Exercise brief: Provide nothing but the number of lines containing the string "executed".

Data for processing:
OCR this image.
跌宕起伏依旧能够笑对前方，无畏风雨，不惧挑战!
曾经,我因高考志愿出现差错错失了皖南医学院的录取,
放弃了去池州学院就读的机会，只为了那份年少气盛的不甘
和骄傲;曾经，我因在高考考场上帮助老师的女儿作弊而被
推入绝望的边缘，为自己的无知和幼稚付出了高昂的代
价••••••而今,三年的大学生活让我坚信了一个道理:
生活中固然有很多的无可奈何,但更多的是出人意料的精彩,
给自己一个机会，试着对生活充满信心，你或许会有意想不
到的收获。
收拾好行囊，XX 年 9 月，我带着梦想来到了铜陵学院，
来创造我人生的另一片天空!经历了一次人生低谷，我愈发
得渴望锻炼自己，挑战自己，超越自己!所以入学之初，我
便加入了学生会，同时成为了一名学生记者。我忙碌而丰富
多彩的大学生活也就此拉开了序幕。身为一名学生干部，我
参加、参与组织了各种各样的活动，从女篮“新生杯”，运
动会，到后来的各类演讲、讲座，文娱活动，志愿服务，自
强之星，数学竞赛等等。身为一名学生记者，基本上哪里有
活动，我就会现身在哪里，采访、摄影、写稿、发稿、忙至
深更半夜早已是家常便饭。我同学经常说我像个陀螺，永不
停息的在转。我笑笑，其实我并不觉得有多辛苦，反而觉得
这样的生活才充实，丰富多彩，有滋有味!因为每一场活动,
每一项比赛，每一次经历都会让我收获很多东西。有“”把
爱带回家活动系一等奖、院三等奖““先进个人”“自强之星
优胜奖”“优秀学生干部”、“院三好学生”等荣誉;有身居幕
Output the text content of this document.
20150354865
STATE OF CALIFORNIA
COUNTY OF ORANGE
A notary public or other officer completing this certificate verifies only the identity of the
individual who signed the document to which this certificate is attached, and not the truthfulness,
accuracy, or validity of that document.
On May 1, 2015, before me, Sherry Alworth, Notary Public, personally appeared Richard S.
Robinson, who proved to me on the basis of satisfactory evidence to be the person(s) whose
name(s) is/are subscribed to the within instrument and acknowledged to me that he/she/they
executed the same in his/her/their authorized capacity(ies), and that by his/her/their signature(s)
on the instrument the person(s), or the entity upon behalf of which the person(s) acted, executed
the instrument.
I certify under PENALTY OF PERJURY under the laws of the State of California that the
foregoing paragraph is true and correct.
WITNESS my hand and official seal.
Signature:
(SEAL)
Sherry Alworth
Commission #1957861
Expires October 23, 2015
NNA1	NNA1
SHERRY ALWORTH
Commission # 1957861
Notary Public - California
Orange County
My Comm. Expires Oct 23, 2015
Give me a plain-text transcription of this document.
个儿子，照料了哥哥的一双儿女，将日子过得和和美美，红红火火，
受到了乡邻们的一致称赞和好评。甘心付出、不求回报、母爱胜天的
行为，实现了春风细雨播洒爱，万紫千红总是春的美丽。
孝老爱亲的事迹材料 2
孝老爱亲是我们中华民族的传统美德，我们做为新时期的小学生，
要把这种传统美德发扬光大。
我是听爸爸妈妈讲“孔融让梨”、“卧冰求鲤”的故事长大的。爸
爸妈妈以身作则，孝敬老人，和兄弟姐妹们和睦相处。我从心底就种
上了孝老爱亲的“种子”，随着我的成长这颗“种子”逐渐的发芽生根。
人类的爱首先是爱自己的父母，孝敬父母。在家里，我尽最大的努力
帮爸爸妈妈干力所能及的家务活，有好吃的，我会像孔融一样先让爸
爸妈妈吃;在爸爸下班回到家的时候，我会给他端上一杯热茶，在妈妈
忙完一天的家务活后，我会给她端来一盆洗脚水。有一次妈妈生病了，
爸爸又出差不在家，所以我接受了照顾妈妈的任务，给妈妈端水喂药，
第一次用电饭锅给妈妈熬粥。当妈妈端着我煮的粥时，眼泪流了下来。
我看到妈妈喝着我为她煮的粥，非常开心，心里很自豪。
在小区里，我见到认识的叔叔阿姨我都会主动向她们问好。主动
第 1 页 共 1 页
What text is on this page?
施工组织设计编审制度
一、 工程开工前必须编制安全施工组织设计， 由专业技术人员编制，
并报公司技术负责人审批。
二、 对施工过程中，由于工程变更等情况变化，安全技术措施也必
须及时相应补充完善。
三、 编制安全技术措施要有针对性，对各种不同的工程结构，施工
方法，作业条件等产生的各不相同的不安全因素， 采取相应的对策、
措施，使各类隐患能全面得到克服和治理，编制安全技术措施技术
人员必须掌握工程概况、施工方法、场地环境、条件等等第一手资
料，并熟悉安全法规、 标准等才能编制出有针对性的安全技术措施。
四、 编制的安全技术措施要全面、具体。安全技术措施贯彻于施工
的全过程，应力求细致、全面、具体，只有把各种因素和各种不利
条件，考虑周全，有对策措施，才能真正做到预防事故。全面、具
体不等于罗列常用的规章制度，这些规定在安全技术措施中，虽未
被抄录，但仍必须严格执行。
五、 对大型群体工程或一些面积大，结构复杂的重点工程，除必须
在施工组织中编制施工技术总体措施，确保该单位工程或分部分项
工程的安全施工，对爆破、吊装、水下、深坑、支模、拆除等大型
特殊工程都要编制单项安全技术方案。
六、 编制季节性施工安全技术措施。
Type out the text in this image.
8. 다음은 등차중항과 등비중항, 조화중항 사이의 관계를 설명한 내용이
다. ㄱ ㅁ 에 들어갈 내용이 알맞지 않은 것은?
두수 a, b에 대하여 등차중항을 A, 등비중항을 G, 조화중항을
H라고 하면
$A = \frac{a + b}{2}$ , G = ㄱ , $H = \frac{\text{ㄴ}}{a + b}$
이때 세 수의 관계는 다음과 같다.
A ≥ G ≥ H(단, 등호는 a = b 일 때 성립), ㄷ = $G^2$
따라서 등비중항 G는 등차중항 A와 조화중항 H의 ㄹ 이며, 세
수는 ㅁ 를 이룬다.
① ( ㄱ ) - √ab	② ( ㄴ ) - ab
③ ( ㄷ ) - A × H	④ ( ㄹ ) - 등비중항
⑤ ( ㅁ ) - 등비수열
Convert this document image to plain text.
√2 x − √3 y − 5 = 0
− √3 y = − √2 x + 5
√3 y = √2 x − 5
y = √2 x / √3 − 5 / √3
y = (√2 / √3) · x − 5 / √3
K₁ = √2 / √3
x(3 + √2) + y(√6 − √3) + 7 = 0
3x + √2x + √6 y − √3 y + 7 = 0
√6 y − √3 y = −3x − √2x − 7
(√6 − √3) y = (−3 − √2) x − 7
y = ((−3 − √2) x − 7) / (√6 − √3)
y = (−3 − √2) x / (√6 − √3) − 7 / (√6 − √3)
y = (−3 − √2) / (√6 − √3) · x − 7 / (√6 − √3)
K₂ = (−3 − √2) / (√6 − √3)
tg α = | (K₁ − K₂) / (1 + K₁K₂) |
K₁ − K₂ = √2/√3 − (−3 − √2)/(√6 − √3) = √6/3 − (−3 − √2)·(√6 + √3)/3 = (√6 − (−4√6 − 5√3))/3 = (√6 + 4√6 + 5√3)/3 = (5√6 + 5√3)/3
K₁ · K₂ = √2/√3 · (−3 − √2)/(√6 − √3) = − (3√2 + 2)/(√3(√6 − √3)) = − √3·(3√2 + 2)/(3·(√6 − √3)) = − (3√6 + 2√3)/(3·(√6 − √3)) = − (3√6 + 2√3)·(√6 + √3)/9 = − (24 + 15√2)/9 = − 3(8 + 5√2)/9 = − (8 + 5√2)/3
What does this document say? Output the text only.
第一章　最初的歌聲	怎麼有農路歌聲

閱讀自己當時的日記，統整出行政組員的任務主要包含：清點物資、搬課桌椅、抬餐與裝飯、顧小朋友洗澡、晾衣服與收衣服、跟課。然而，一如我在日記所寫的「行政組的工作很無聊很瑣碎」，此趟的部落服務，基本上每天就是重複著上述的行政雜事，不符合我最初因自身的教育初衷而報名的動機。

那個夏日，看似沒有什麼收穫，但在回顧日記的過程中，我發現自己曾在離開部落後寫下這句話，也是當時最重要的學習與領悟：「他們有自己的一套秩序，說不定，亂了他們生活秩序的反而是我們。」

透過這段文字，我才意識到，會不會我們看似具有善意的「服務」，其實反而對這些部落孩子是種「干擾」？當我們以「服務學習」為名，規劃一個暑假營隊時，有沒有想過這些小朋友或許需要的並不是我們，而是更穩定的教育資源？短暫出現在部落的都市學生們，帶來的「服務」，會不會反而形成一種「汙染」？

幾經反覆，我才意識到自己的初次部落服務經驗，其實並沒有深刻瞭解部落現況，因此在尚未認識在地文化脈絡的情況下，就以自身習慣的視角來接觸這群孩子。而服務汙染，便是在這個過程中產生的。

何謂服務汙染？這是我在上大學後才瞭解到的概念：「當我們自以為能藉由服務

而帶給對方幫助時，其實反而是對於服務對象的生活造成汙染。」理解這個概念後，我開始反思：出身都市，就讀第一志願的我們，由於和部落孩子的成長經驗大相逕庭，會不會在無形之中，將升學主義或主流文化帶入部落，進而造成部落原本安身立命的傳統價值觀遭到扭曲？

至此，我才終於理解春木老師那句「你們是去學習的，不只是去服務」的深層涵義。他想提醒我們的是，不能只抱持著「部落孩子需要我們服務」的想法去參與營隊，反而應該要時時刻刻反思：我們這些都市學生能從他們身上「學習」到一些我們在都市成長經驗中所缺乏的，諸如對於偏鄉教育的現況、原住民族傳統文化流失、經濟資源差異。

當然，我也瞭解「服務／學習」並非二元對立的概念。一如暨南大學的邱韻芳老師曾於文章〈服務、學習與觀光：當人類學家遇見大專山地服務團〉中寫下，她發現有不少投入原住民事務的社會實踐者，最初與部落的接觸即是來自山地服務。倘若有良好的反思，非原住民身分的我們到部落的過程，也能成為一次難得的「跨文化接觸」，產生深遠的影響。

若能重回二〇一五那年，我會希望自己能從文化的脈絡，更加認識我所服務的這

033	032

Completed exercise: 2